- [Short exercise]
Restate, word for word, every line of the data.

--- Start of Data supplied ---

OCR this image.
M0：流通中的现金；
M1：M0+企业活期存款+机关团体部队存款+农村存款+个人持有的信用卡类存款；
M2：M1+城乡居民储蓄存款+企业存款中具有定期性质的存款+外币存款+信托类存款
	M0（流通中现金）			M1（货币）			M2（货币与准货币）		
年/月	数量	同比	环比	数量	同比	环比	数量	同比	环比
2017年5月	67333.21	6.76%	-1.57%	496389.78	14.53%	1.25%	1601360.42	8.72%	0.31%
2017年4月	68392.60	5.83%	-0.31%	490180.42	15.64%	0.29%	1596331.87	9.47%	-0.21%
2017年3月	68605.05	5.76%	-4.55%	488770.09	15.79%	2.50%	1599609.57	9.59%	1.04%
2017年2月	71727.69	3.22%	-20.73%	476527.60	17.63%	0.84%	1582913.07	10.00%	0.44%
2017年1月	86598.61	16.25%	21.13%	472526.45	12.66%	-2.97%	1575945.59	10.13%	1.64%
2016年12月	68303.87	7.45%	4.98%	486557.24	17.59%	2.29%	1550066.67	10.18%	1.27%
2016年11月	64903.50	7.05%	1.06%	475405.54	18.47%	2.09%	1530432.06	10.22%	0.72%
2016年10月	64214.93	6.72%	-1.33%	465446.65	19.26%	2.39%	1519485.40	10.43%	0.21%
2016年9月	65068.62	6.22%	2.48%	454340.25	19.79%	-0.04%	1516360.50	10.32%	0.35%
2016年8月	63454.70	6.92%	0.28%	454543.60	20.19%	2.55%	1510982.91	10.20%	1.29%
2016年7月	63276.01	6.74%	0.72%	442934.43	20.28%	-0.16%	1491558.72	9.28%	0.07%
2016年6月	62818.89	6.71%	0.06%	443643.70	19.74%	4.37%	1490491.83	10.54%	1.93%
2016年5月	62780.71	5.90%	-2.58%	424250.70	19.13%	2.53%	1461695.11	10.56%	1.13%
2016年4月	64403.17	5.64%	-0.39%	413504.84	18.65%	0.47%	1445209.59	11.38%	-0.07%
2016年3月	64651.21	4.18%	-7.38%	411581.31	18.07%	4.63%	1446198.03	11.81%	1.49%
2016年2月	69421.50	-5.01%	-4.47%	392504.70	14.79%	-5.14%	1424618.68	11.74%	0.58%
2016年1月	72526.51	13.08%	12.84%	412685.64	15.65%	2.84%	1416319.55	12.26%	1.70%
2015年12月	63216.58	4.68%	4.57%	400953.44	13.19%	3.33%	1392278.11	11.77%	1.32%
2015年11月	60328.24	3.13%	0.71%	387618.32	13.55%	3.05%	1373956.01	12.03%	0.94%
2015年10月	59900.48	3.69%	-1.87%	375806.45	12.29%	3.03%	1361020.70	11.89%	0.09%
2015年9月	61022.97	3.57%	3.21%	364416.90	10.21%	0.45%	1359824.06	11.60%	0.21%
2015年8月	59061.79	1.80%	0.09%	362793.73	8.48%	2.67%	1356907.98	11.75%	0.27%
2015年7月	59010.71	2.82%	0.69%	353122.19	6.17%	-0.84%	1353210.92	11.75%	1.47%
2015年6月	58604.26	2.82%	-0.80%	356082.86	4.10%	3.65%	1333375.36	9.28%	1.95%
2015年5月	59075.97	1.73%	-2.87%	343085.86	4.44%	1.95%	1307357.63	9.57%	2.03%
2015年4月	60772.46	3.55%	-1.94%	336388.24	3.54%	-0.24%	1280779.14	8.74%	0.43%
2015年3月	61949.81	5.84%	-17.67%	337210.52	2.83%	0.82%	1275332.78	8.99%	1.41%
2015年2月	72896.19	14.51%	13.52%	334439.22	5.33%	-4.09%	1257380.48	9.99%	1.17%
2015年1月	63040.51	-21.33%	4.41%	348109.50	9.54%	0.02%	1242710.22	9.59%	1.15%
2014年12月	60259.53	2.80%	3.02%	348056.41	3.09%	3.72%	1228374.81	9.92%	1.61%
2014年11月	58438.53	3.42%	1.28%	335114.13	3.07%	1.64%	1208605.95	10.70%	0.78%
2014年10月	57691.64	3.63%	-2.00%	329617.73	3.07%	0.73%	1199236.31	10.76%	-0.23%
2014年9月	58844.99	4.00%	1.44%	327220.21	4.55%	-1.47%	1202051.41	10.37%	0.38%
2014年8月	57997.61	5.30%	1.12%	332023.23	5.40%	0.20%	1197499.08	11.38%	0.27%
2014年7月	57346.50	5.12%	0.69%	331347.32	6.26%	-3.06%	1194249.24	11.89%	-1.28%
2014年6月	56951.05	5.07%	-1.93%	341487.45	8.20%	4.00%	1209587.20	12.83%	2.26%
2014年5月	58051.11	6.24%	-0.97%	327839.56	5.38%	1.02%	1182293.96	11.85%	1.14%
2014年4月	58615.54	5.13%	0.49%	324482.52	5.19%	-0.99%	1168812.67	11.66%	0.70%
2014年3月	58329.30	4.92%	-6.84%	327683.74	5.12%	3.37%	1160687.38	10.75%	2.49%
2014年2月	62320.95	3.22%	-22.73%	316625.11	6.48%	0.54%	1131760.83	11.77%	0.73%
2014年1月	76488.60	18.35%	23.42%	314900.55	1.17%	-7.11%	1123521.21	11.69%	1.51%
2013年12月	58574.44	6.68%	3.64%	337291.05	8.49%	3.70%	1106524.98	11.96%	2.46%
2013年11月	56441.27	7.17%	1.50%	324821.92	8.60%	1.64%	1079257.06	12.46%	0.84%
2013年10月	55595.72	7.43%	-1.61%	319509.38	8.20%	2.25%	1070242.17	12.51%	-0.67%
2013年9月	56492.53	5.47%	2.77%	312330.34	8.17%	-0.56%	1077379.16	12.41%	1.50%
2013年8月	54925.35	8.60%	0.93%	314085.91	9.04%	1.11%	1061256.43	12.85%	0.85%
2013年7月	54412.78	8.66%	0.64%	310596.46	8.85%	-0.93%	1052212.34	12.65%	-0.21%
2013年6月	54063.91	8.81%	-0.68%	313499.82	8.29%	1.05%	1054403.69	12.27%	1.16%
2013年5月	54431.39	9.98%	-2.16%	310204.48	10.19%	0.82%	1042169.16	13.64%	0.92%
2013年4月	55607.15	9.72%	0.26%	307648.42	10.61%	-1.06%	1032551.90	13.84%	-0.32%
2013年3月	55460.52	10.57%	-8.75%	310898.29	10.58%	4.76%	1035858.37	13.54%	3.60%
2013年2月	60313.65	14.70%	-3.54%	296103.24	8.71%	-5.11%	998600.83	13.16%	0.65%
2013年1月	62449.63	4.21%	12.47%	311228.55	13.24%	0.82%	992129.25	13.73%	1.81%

--- End of Data supplied ---

- [Answer for the task]
OCR this image.
M0：流通中的现金；
M1：M0+企业活期存款+机关团体部队存款+农村存款+个人持有的信用卡类存款；
M2：M1+城乡居民储蓄存款+企业存款中具有定期性质的存款+外币存款+信托类存款
	M0（流通中现金）			M1（货币）			M2（货币与准货币）		
年/月	数量	同比	环比	数量	同比	环比	数量	同比	环比
2017年5月	67333.21	6.76%	-1.57%	496389.78	14.53%	1.25%	1601360.42	8.72%	0.31%
2017年4月	68392.60	5.83%	-0.31%	490180.42	15.64%	0.29%	1596331.87	9.47%	-0.21%
2017年3月	68605.05	5.76%	-4.55%	488770.09	15.79%	2.50%	1599609.57	9.59%	1.04%
2017年2月	71727.69	3.22%	-20.73%	476527.60	17.63%	0.84%	1582913.07	10.00%	0.44%
2017年1月	86598.61	16.25%	21.13%	472526.45	12.66%	-2.97%	1575945.59	10.13%	1.64%
2016年12月	68303.87	7.45%	4.98%	486557.24	17.59%	2.29%	1550066.67	10.18%	1.27%
2016年11月	64903.50	7.05%	1.06%	475405.54	18.47%	2.09%	1530432.06	10.22%	0.72%
2016年10月	64214.93	6.72%	-1.33%	465446.65	19.26%	2.39%	1519485.40	10.43%	0.21%
2016年9月	65068.62	6.22%	2.48%	454340.25	19.79%	-0.04%	1516360.50	10.32%	0.35%
2016年8月	63454.70	6.92%	0.28%	454543.60	20.19%	2.55%	1510982.91	10.20%	1.29%
2016年7月	63276.01	6.74%	0.72%	442934.43	20.28%	-0.16%	1491558.72	9.28%	0.07%
2016年6月	62818.89	6.71%	0.06%	443643.70	19.74%	4.37%	1490491.83	10.54%	1.93%
2016年5月	62780.71	5.90%	-2.58%	424250.70	19.13%	2.53%	1461695.11	10.56%	1.13%
2016年4月	64403.17	5.64%	-0.39%	413504.84	18.65%	0.47%	1445209.59	11.38%	-0.07%
2016年3月	64651.21	4.18%	-7.38%	411581.31	18.07%	4.63%	1446198.03	11.81%	1.49%
2016年2月	69421.50	-5.01%	-4.47%	392504.70	14.79%	-5.14%	1424618.68	11.74%	0.58%
2016年1月	72526.51	13.08%	12.84%	412685.64	15.65%	2.84%	1416319.55	12.26%	1.70%
2015年12月	63216.58	4.68%	4.57%	400953.44	13.19%	3.33%	1392278.11	11.77%	1.32%
2015年11月	60328.24	3.13%	0.71%	387618.32	13.55%	3.05%	1373956.01	12.03%	0.94%
2015年10月	59900.48	3.69%	-1.87%	375806.45	12.29%	3.03%	1361020.70	11.89%	0.09%
2015年9月	61022.97	3.57%	3.21%	364416.90	10.21%	0.45%	1359824.06	11.60%	0.21%
2015年8月	59061.79	1.80%	0.09%	362793.73	8.48%	2.67%	1356907.98	11.75%	0.27%
2015年7月	59010.71	2.82%	0.69%	353122.19	6.17%	-0.84%	1353210.92	11.75%	1.47%
2015年6月	58604.26	2.82%	-0.80%	356082.86	4.10%	3.65%	1333375.36	9.28%	1.95%
2015年5月	59075.97	1.73%	-2.87%	343085.86	4.44%	1.95%	1307357.63	9.57%	2.03%
2015年4月	60772.46	3.55%	-1.94%	336388.24	3.54%	-0.24%	1280779.14	8.74%	0.43%
2015年3月	61949.81	5.84%	-17.67%	337210.52	2.83%	0.82%	1275332.78	8.99%	1.41%
2015年2月	72896.19	14.51%	13.52%	334439.22	5.33%	-4.09%	1257380.48	9.99%	1.17%
2015年1月	63040.51	-21.33%	4.41%	348109.50	9.54%	0.02%	1242710.22	9.59%	1.15%
2014年12月	60259.53	2.80%	3.02%	348056.41	3.09%	3.72%	1228374.81	9.92%	1.61%
2014年11月	58438.53	3.42%	1.28%	335114.13	3.07%	1.64%	1208605.95	10.70%	0.78%
2014年10月	57691.64	3.63%	-2.00%	329617.73	3.07%	0.73%	1199236.31	10.76%	-0.23%
2014年9月	58844.99	4.00%	1.44%	327220.21	4.55%	-1.47%	1202051.41	10.37%	0.38%
2014年8月	57997.61	5.30%	1.12%	332023.23	5.40%	0.20%	1197499.08	11.38%	0.27%
2014年7月	57346.50	5.12%	0.69%	331347.32	6.26%	-3.06%	1194249.24	11.89%	-1.28%
2014年6月	56951.05	5.07%	-1.93%	341487.45	8.20%	4.00%	1209587.20	12.83%	2.26%
2014年5月	58051.11	6.24%	-0.97%	327839.56	5.38%	1.02%	1182293.96	11.85%	1.14%
2014年4月	58615.54	5.13%	0.49%	324482.52	5.19%	-0.99%	1168812.67	11.66%	0.70%
2014年3月	58329.30	4.92%	-6.84%	327683.74	5.12%	3.37%	1160687.38	10.75%	2.49%
2014年2月	62320.95	3.22%	-22.73%	316625.11	6.48%	0.54%	1131760.83	11.77%	0.73%
2014年1月	76488.60	18.35%	23.42%	314900.55	1.17%	-7.11%	1123521.21	11.69%	1.51%
2013年12月	58574.44	6.68%	3.64%	337291.05	8.49%	3.70%	1106524.98	11.96%	2.46%
2013年11月	56441.27	7.17%	1.50%	324821.92	8.60%	1.64%	1079257.06	12.46%	0.84%
2013年10月	55595.72	7.43%	-1.61%	319509.38	8.20%	2.25%	1070242.17	12.51%	-0.67%
2013年9月	56492.53	5.47%	2.77%	312330.34	8.17%	-0.56%	1077379.16	12.41%	1.50%
2013年8月	54925.35	8.60%	0.93%	314085.91	9.04%	1.11%	1061256.43	12.85%	0.85%
2013年7月	54412.78	8.66%	0.64%	310596.46	8.85%	-0.93%	1052212.34	12.65%	-0.21%
2013年6月	54063.91	8.81%	-0.68%	313499.82	8.29%	1.05%	1054403.69	12.27%	1.16%
2013年5月	54431.39	9.98%	-2.16%	310204.48	10.19%	0.82%	1042169.16	13.64%	0.92%
2013年4月	55607.15	9.72%	0.26%	307648.42	10.61%	-1.06%	1032551.90	13.84%	-0.32%
2013年3月	55460.52	10.57%	-8.75%	310898.29	10.58%	4.76%	1035858.37	13.54%	3.60%
2013年2月	60313.65	14.70%	-3.54%	296103.24	8.71%	-5.11%	998600.83	13.16%	0.65%
2013年1月	62449.63	4.21%	12.47%	311228.55	13.24%	0.82%	992129.25	13.73%	1.81%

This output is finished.